**Dataset records:**
- - - - -

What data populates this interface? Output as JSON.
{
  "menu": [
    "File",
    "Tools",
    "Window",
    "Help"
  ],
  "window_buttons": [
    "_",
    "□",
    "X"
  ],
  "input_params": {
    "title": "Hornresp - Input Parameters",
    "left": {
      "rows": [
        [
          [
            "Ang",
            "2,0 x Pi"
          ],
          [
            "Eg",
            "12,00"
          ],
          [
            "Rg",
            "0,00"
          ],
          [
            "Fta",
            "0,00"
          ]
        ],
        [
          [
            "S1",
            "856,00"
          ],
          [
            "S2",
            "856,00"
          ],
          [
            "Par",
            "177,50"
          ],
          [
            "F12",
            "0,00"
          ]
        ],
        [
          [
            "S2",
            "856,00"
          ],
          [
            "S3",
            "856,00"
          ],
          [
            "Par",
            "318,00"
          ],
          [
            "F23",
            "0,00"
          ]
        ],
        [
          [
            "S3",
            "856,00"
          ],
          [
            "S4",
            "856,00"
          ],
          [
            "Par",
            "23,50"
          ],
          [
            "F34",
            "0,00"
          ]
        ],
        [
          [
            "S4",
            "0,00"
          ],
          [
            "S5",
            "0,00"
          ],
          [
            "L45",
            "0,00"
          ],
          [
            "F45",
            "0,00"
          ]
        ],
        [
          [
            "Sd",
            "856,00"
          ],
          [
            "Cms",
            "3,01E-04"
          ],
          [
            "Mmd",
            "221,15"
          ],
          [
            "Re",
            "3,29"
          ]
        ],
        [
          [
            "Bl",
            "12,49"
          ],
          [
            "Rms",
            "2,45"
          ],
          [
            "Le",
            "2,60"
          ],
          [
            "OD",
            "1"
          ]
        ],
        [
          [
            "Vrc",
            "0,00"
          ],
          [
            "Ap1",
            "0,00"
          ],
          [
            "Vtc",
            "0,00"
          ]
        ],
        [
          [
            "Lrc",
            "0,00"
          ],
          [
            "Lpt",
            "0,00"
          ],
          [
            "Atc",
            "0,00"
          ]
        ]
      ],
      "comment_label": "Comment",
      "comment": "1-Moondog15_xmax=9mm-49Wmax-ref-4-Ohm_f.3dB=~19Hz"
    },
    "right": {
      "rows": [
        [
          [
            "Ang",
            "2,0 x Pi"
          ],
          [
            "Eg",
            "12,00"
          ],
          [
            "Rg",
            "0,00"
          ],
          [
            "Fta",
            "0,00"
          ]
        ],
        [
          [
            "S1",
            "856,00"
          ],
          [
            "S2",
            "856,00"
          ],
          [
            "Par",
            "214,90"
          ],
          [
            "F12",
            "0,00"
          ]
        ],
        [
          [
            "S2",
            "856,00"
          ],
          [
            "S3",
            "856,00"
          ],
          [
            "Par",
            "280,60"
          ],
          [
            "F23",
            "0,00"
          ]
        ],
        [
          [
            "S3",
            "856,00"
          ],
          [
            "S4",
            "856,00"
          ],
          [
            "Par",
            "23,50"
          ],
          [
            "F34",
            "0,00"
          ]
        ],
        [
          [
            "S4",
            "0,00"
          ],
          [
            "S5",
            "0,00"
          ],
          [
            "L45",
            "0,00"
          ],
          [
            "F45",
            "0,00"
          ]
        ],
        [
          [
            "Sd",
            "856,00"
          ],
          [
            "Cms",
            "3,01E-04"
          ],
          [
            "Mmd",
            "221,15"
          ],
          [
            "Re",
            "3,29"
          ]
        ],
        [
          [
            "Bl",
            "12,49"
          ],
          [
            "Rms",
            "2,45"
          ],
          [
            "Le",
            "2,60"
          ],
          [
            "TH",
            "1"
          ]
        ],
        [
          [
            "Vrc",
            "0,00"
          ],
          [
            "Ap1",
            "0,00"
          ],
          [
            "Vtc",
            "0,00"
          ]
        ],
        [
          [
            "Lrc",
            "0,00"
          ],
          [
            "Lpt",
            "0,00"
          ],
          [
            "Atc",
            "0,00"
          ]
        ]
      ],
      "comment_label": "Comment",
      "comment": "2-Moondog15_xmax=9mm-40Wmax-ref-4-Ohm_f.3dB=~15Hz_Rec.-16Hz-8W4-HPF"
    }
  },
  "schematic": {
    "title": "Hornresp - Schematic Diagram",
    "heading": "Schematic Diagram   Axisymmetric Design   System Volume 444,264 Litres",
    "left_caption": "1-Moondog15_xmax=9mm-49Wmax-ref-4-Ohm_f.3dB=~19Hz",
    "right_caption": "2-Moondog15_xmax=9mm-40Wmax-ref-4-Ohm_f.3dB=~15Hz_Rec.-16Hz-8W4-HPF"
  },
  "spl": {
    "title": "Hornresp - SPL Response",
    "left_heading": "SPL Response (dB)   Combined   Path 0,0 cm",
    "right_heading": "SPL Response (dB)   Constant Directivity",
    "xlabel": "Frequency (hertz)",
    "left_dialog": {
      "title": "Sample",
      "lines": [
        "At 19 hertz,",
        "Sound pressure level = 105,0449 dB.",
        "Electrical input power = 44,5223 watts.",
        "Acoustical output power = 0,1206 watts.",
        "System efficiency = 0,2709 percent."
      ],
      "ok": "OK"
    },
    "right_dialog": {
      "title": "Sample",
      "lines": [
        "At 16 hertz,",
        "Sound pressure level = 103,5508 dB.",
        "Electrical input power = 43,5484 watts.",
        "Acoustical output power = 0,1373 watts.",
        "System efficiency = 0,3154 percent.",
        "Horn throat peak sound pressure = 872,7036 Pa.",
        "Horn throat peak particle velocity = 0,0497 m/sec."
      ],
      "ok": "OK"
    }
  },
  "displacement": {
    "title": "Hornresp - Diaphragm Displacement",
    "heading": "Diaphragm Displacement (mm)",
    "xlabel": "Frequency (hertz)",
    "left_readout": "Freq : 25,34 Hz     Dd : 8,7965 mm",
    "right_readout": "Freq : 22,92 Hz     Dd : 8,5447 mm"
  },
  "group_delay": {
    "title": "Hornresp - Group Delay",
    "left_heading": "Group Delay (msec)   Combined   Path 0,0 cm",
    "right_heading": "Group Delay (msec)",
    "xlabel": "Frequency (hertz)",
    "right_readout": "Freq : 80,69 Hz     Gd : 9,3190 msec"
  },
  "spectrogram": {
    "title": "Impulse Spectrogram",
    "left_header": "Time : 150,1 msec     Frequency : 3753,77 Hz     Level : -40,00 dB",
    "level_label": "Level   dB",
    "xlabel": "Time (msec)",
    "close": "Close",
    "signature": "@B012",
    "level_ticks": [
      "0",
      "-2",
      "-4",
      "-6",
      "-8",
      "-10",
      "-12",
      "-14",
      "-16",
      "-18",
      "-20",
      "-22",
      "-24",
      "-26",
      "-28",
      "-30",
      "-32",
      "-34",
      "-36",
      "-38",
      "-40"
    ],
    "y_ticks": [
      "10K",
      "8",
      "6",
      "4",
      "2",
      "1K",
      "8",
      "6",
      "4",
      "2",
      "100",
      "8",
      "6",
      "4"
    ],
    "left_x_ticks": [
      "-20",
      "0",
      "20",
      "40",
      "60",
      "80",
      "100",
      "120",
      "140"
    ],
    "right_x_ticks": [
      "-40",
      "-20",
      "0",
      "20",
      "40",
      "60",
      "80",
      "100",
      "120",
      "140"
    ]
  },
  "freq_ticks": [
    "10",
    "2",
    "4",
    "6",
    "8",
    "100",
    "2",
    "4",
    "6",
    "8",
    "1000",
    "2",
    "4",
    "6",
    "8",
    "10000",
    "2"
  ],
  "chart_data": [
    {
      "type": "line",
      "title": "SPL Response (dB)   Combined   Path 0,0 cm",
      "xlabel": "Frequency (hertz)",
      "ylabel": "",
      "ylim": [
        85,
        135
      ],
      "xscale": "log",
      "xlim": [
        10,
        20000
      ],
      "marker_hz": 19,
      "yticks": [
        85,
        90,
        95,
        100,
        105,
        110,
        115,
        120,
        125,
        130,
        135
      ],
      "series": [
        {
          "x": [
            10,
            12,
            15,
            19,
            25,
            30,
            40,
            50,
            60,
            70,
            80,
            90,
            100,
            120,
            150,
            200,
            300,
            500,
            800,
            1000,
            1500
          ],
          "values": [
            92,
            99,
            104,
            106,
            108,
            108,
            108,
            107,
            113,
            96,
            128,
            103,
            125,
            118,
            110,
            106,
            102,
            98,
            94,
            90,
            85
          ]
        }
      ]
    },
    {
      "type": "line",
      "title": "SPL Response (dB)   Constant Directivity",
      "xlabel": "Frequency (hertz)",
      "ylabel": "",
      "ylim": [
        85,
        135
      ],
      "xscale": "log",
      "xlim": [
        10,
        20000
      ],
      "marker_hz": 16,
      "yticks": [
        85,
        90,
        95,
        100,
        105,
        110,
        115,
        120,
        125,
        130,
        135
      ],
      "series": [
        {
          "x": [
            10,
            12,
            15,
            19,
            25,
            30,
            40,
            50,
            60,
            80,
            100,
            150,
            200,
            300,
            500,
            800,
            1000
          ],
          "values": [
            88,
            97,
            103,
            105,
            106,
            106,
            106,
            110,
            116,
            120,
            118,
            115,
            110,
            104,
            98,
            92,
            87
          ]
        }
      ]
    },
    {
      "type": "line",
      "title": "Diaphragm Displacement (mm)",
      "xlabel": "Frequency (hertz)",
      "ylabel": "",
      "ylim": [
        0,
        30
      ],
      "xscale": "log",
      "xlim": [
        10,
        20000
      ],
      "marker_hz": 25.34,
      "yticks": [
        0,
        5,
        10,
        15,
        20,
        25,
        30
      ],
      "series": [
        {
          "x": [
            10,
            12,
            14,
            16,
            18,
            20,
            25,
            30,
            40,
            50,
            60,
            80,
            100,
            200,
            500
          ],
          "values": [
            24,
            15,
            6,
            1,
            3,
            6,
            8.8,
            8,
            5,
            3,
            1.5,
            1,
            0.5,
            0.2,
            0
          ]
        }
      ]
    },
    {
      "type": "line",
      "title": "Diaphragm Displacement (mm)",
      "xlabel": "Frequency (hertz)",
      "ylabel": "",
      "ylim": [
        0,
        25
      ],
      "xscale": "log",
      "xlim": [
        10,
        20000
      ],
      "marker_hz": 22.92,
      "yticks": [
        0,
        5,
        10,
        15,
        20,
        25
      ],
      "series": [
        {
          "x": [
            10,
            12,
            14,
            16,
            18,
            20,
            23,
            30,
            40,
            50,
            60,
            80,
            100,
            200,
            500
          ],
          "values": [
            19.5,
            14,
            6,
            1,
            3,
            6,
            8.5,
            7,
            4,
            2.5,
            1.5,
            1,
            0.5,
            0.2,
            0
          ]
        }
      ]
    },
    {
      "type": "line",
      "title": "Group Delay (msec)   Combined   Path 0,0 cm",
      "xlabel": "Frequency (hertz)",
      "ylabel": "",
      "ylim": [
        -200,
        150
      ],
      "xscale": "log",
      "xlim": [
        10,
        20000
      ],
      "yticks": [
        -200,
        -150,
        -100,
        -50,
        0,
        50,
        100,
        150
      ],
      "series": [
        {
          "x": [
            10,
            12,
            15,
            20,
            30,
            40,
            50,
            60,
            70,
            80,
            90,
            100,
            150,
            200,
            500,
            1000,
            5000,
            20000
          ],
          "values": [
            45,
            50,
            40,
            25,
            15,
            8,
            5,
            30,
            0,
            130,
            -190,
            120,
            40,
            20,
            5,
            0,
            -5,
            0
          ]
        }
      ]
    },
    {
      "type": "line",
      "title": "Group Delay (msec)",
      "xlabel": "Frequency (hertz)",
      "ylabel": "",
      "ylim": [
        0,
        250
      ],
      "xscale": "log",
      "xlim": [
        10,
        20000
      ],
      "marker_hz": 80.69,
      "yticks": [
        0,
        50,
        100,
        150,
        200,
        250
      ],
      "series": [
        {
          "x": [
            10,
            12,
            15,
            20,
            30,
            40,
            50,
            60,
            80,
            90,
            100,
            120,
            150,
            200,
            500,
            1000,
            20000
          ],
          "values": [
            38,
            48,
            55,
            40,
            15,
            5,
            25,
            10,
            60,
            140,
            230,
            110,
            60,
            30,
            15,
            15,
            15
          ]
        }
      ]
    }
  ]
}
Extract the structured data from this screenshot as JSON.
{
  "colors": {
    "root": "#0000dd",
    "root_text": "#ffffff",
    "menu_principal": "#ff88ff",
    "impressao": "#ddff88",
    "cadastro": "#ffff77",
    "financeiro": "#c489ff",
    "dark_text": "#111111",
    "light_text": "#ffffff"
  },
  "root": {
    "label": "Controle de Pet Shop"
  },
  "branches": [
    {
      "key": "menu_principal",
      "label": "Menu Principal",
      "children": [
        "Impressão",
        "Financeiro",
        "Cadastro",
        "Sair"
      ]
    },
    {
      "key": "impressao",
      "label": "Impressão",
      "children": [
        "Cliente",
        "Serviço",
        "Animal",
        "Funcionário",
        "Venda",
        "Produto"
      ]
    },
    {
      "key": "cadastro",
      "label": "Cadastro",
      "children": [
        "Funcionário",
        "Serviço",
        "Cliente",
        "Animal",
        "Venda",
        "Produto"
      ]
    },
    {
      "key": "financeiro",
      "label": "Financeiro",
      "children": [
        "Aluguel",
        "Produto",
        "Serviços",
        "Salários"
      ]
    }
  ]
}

- - - - -

**Stated exercise:**
Report the number of lines that include the string "Path"; return nothing but the count.

**Output for this exercise:**
4